Required work: Copy out each line below exactly as it appears.

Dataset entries
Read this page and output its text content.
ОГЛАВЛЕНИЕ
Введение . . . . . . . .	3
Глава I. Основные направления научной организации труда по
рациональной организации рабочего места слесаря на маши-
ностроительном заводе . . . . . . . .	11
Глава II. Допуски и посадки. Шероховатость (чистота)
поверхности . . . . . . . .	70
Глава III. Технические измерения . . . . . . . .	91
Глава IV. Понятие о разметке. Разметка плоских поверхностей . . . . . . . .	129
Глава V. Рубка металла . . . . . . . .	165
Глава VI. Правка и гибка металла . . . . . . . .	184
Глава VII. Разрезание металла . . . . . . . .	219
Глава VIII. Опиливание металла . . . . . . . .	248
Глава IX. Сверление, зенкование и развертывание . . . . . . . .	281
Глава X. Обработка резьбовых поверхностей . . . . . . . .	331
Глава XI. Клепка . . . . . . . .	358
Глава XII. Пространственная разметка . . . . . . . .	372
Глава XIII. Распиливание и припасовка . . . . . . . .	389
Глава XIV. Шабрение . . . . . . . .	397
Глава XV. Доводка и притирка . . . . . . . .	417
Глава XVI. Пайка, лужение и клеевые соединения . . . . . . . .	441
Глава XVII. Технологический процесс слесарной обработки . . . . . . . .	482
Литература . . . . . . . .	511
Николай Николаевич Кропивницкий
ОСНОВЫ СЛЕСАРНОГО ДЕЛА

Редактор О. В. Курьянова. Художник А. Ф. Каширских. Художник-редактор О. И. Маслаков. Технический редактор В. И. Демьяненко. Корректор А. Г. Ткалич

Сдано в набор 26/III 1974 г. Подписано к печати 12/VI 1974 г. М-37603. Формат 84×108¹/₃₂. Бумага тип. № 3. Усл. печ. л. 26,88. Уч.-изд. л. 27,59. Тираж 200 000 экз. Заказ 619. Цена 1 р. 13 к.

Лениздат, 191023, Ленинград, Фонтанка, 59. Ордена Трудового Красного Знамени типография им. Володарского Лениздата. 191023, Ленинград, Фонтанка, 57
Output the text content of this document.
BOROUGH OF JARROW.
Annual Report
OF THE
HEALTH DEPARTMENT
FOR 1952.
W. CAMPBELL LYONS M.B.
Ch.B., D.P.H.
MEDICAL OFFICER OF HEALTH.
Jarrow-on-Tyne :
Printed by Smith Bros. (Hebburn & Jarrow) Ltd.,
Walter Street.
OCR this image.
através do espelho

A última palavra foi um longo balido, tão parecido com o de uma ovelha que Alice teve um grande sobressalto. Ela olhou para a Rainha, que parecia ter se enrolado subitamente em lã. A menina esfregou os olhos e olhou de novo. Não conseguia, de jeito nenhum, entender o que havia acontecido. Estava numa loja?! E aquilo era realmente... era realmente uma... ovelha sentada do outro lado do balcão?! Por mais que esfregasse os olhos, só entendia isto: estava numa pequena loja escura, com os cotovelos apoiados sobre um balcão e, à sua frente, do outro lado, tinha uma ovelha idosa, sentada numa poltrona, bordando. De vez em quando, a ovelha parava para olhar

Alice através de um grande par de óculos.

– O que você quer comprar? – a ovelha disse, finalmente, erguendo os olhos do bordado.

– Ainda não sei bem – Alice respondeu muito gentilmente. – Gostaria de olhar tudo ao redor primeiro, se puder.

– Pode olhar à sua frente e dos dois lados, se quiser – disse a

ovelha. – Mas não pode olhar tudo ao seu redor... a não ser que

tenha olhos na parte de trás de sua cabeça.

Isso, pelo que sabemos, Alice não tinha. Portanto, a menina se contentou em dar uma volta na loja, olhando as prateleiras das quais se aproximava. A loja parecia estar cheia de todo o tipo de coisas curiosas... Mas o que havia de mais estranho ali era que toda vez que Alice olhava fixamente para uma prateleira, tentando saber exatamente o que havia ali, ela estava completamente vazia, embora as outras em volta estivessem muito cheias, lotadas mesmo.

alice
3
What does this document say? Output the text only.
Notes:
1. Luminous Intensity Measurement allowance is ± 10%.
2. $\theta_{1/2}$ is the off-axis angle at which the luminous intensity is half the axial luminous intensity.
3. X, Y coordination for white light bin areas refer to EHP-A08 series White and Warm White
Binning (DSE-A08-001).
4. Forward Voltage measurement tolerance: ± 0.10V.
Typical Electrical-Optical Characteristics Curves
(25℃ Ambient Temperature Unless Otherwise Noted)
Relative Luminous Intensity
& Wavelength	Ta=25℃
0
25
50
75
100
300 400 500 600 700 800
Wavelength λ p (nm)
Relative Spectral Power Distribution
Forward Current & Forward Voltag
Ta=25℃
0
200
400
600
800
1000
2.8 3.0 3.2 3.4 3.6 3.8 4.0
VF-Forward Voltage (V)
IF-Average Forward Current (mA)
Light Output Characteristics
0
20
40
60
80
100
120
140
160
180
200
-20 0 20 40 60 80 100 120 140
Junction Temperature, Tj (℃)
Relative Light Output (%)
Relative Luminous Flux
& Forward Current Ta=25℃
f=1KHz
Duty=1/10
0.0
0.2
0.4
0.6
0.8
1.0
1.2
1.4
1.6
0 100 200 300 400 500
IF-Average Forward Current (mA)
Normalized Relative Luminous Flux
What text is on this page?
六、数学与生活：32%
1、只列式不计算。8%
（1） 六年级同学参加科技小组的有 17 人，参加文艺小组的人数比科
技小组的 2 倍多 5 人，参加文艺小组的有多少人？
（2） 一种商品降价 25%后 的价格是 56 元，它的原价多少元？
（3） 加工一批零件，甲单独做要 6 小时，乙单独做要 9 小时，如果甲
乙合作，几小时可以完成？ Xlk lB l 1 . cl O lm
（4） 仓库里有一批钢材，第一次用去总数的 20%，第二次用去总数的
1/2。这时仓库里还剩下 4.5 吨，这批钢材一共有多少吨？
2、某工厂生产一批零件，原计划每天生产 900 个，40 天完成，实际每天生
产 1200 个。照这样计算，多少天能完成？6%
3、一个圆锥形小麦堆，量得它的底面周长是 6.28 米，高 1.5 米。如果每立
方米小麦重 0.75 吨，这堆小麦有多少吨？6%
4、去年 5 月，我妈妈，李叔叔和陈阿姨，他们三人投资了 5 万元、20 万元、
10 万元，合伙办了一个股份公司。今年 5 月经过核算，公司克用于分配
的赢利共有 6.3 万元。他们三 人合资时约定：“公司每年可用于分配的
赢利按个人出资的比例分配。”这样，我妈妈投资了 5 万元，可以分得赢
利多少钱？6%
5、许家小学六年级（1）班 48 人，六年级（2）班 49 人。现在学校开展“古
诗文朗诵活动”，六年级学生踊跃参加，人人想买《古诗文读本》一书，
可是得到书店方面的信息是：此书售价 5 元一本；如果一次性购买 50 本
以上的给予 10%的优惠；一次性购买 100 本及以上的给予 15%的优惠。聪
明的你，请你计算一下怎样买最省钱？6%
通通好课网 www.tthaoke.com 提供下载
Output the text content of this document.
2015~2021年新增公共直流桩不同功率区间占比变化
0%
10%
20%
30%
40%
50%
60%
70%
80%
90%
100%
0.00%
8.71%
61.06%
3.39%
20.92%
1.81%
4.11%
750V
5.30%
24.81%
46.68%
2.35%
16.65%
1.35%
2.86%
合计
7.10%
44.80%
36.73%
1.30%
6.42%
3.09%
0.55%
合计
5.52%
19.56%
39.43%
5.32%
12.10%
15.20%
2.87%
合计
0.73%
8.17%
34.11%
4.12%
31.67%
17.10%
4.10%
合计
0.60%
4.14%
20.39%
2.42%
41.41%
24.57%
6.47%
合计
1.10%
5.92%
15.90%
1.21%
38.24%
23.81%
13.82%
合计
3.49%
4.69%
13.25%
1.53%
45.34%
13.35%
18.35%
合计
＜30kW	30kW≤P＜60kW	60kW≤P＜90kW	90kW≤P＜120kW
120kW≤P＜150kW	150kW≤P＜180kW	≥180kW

Solution to the exercise:
Read this page and output its text content.
ОГЛАВЛЕНИЕ
Введение . . . . . . . .	3
Глава I. Основные направления научной организации труда по
рациональной организации рабочего места слесаря на маши-
ностроительном заводе . . . . . . . .	11
Глава II. Допуски и посадки. Шероховатость (чистота)
поверхности . . . . . . . .	70
Глава III. Технические измерения . . . . . . . .	91
Глава IV. Понятие о разметке. Разметка плоских поверхностей . . . . . . . .	129
Глава V. Рубка металла . . . . . . . .	165
Глава VI. Правка и гибка металла . . . . . . . .	184
Глава VII. Разрезание металла . . . . . . . .	219
Глава VIII. Опиливание металла . . . . . . . .	248
Глава IX. Сверление, зенкование и развертывание . . . . . . . .	281
Глава X. Обработка резьбовых поверхностей . . . . . . . .	331
Глава XI. Клепка . . . . . . . .	358
Глава XII. Пространственная разметка . . . . . . . .	372
Глава XIII. Распиливание и припасовка . . . . . . . .	389
Глава XIV. Шабрение . . . . . . . .	397
Глава XV. Доводка и притирка . . . . . . . .	417
Глава XVI. Пайка, лужение и клеевые соединения . . . . . . . .	441
Глава XVII. Технологический процесс слесарной обработки . . . . . . . .	482
Литература . . . . . . . .	511
Николай Николаевич Кропивницкий
ОСНОВЫ СЛЕСАРНОГО ДЕЛА

Редактор О. В. Курьянова. Художник А. Ф. Каширских. Художник-редактор О. И. Маслаков. Технический редактор В. И. Демьяненко. Корректор А. Г. Ткалич

Сдано в набор 26/III 1974 г. Подписано к печати 12/VI 1974 г. М-37603. Формат 84×108¹/₃₂. Бумага тип. № 3. Усл. печ. л. 26,88. Уч.-изд. л. 27,59. Тираж 200 000 экз. Заказ 619. Цена 1 р. 13 к.

Лениздат, 191023, Ленинград, Фонтанка, 59. Ордена Трудового Красного Знамени типография им. Володарского Лениздата. 191023, Ленинград, Фонтанка, 57
Output the text content of this document.
BOROUGH OF JARROW.
Annual Report
OF THE
HEALTH DEPARTMENT
FOR 1952.
W. CAMPBELL LYONS M.B.
Ch.B., D.P.H.
MEDICAL OFFICER OF HEALTH.
Jarrow-on-Tyne :
Printed by Smith Bros. (Hebburn & Jarrow) Ltd.,
Walter Street.
OCR this image.
através do espelho

A última palavra foi um longo balido, tão parecido com o de uma ovelha que Alice teve um grande sobressalto. Ela olhou para a Rainha, que parecia ter se enrolado subitamente em lã. A menina esfregou os olhos e olhou de novo. Não conseguia, de jeito nenhum, entender o que havia acontecido. Estava numa loja?! E aquilo era realmente... era realmente uma... ovelha sentada do outro lado do balcão?! Por mais que esfregasse os olhos, só entendia isto: estava numa pequena loja escura, com os cotovelos apoiados sobre um balcão e, à sua frente, do outro lado, tinha uma ovelha idosa, sentada numa poltrona, bordando. De vez em quando, a ovelha parava para olhar

Alice através de um grande par de óculos.

– O que você quer comprar? – a ovelha disse, finalmente, erguendo os olhos do bordado.

– Ainda não sei bem – Alice respondeu muito gentilmente. – Gostaria de olhar tudo ao redor primeiro, se puder.

– Pode olhar à sua frente e dos dois lados, se quiser – disse a

ovelha. – Mas não pode olhar tudo ao seu redor... a não ser que

tenha olhos na parte de trás de sua cabeça.

Isso, pelo que sabemos, Alice não tinha. Portanto, a menina se contentou em dar uma volta na loja, olhando as prateleiras das quais se aproximava. A loja parecia estar cheia de todo o tipo de coisas curiosas... Mas o que havia de mais estranho ali era que toda vez que Alice olhava fixamente para uma prateleira, tentando saber exatamente o que havia ali, ela estava completamente vazia, embora as outras em volta estivessem muito cheias, lotadas mesmo.

alice
3
What does this document say? Output the text only.
Notes:
1. Luminous Intensity Measurement allowance is ± 10%.
2. $\theta_{1/2}$ is the off-axis angle at which the luminous intensity is half the axial luminous intensity.
3. X, Y coordination for white light bin areas refer to EHP-A08 series White and Warm White
Binning (DSE-A08-001).
4. Forward Voltage measurement tolerance: ± 0.10V.
Typical Electrical-Optical Characteristics Curves
(25℃ Ambient Temperature Unless Otherwise Noted)
Relative Luminous Intensity
& Wavelength	Ta=25℃
0
25
50
75
100
300 400 500 600 700 800
Wavelength λ p (nm)
Relative Spectral Power Distribution
Forward Current & Forward Voltag
Ta=25℃
0
200
400
600
800
1000
2.8 3.0 3.2 3.4 3.6 3.8 4.0
VF-Forward Voltage (V)
IF-Average Forward Current (mA)
Light Output Characteristics
0
20
40
60
80
100
120
140
160
180
200
-20 0 20 40 60 80 100 120 140
Junction Temperature, Tj (℃)
Relative Light Output (%)
Relative Luminous Flux
& Forward Current Ta=25℃
f=1KHz
Duty=1/10
0.0
0.2
0.4
0.6
0.8
1.0
1.2
1.4
1.6
0 100 200 300 400 500
IF-Average Forward Current (mA)
Normalized Relative Luminous Flux
What text is on this page?
六、数学与生活：32%
1、只列式不计算。8%
（1） 六年级同学参加科技小组的有 17 人，参加文艺小组的人数比科
技小组的 2 倍多 5 人，参加文艺小组的有多少人？
（2） 一种商品降价 25%后 的价格是 56 元，它的原价多少元？
（3） 加工一批零件，甲单独做要 6 小时，乙单独做要 9 小时，如果甲
乙合作，几小时可以完成？ Xlk lB l 1 . cl O lm
（4） 仓库里有一批钢材，第一次用去总数的 20%，第二次用去总数的
1/2。这时仓库里还剩下 4.5 吨，这批钢材一共有多少吨？
2、某工厂生产一批零件，原计划每天生产 900 个，40 天完成，实际每天生
产 1200 个。照这样计算，多少天能完成？6%
3、一个圆锥形小麦堆，量得它的底面周长是 6.28 米，高 1.5 米。如果每立
方米小麦重 0.75 吨，这堆小麦有多少吨？6%
4、去年 5 月，我妈妈，李叔叔和陈阿姨，他们三人投资了 5 万元、20 万元、
10 万元，合伙办了一个股份公司。今年 5 月经过核算，公司克用于分配
的赢利共有 6.3 万元。他们三 人合资时约定：“公司每年可用于分配的
赢利按个人出资的比例分配。”这样，我妈妈投资了 5 万元，可以分得赢
利多少钱？6%
5、许家小学六年级（1）班 48 人，六年级（2）班 49 人。现在学校开展“古
诗文朗诵活动”，六年级学生踊跃参加，人人想买《古诗文读本》一书，
可是得到书店方面的信息是：此书售价 5 元一本；如果一次性购买 50 本
以上的给予 10%的优惠；一次性购买 100 本及以上的给予 15%的优惠。聪
明的你，请你计算一下怎样买最省钱？6%
通通好课网 www.tthaoke.com 提供下载
Output the text content of this document.
2015~2021年新增公共直流桩不同功率区间占比变化
0%
10%
20%
30%
40%
50%
60%
70%
80%
90%
100%
0.00%
8.71%
61.06%
3.39%
20.92%
1.81%
4.11%
750V
5.30%
24.81%
46.68%
2.35%
16.65%
1.35%
2.86%
合计
7.10%
44.80%
36.73%
1.30%
6.42%
3.09%
0.55%
合计
5.52%
19.56%
39.43%
5.32%
12.10%
15.20%
2.87%
合计
0.73%
8.17%
34.11%
4.12%
31.67%
17.10%
4.10%
合计
0.60%
4.14%
20.39%
2.42%
41.41%
24.57%
6.47%
合计
1.10%
5.92%
15.90%
1.21%
38.24%
23.81%
13.82%
合计
3.49%
4.69%
13.25%
1.53%
45.34%
13.35%
18.35%
合计
＜30kW	30kW≤P＜60kW	60kW≤P＜90kW	90kW≤P＜120kW
120kW≤P＜150kW	150kW≤P＜180kW	≥180kW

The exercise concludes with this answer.